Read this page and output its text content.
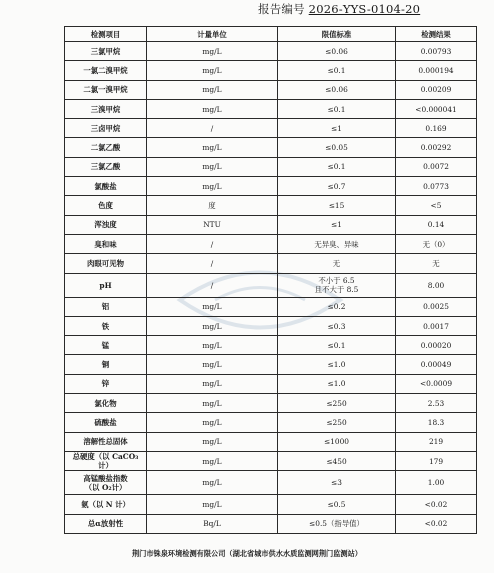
报告编号 2026-YYS-0104-20
检测项目	计量单位	限值标准	检测结果
三氯甲烷	mg/L	≤0.06	0.00793
一氯二溴甲烷	mg/L	≤0.1	0.000194
二氯一溴甲烷	mg/L	≤0.06	0.00209
三溴甲烷	mg/L	≤0.1	<0.000041
三卤甲烷	/	≤1	0.169
二氯乙酸	mg/L	≤0.05	0.00292
三氯乙酸	mg/L	≤0.1	0.0072
氯酸盐	mg/L	≤0.7	0.0773
色度	度	≤15	<5
浑浊度	NTU	≤1	0.14
臭和味	/	无异臭、异味	无（0）
肉眼可见物	/	无	无
pH	/	不小于 6.5
且不大于 8.5	8.00
铝	mg/L	≤0.2	0.0025
铁	mg/L	≤0.3	0.0017
锰	mg/L	≤0.1	0.00020
铜	mg/L	≤1.0	0.00049
锌	mg/L	≤1.0	<0.0009
氯化物	mg/L	≤250	2.53
硫酸盐	mg/L	≤250	18.3
溶解性总固体	mg/L	≤1000	219
总硬度（以 CaCO₃ 计）	mg/L	≤450	179
高锰酸盐指数
（以 O₂计）	mg/L	≤3	1.00
氨（以 N 计）	mg/L	≤0.5	<0.02
总α放射性	Bq/L	≤0.5（指导值）	<0.02
荆门市铢泉环境检测有限公司（湖北省城市供水水质监测网荆门监测站）
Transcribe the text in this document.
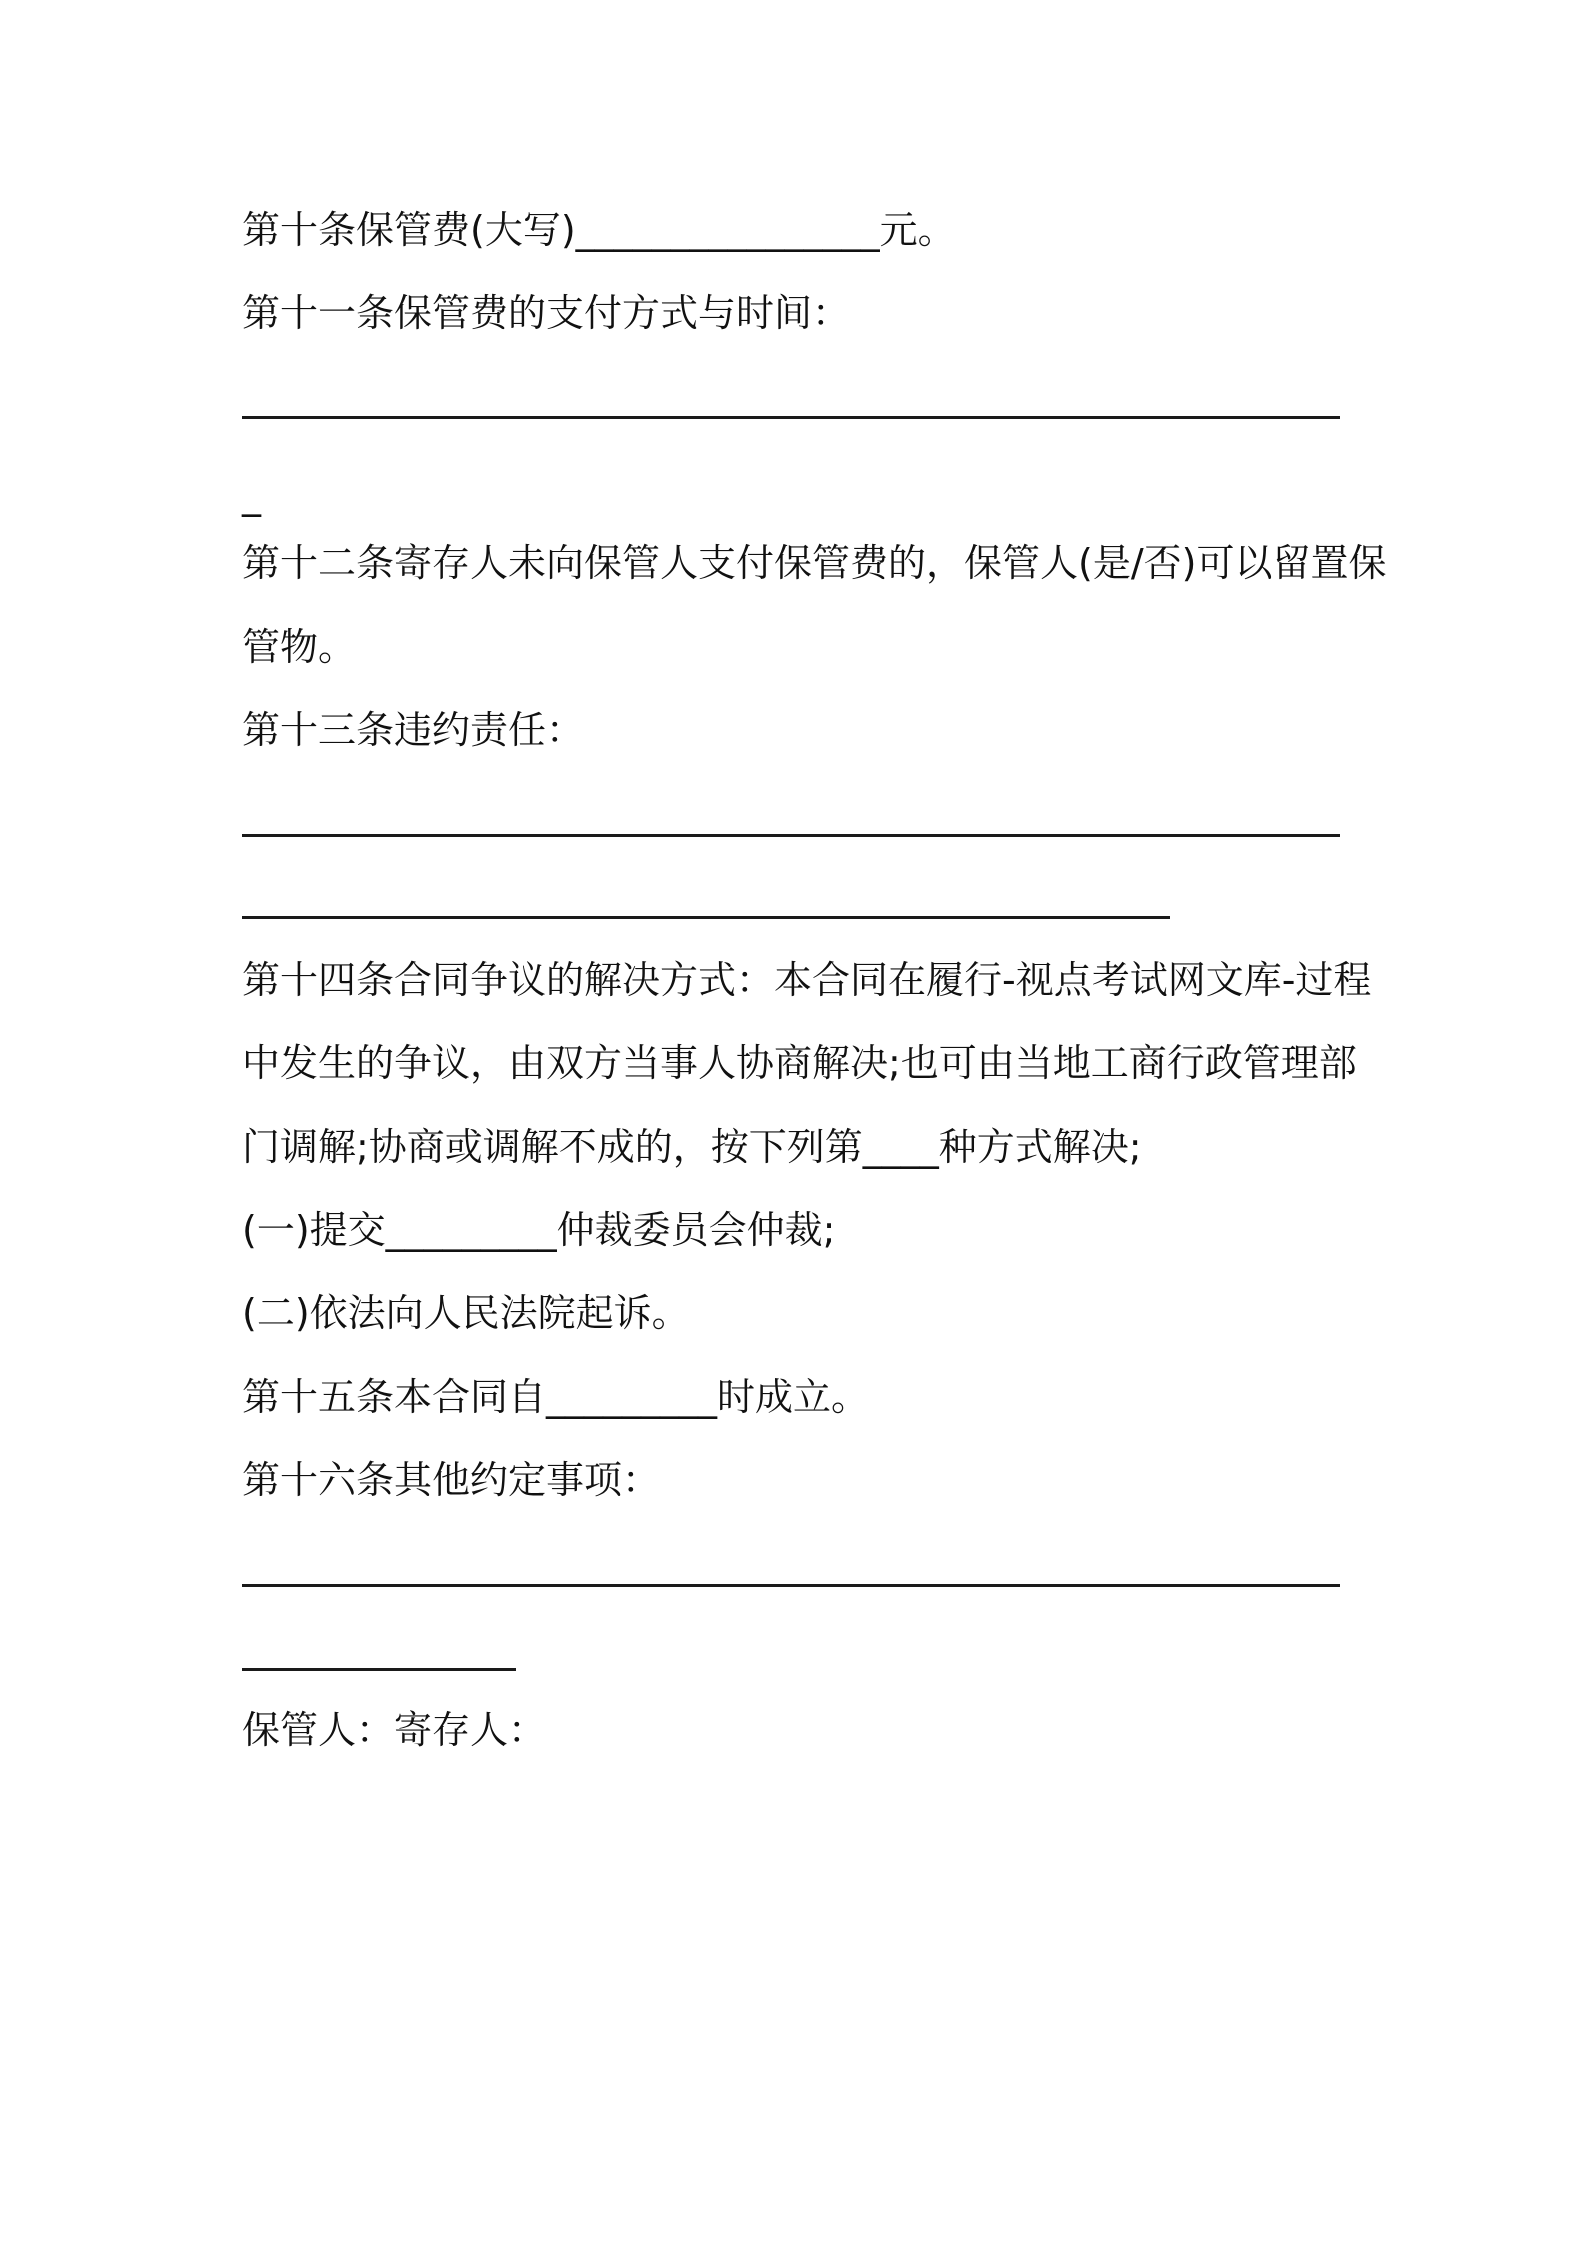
第十条保管费(大写)________________元。

第十一条保管费的支付方式与时间：

_

第十二条寄存人未向保管人支付保管费的，保管人(是/否)可以留置保

管物。

第十三条违约责任：

第十四条合同争议的解决方式：本合同在履行-视点考试网文库-过程

中发生的争议，由双方当事人协商解决;也可由当地工商行政管理部

门调解;协商或调解不成的，按下列第____种方式解决;

(一)提交_________仲裁委员会仲裁;

(二)依法向人民法院起诉。

第十五条本合同自_________时成立。

第十六条其他约定事项：

保管人：寄存人：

____________________

## WHAT YOU HAVE TO DO
From the data above, copy each line that holds "text".

## EXERCISE ANSWER
Read this page and output its text content.
Transcribe the text in this document.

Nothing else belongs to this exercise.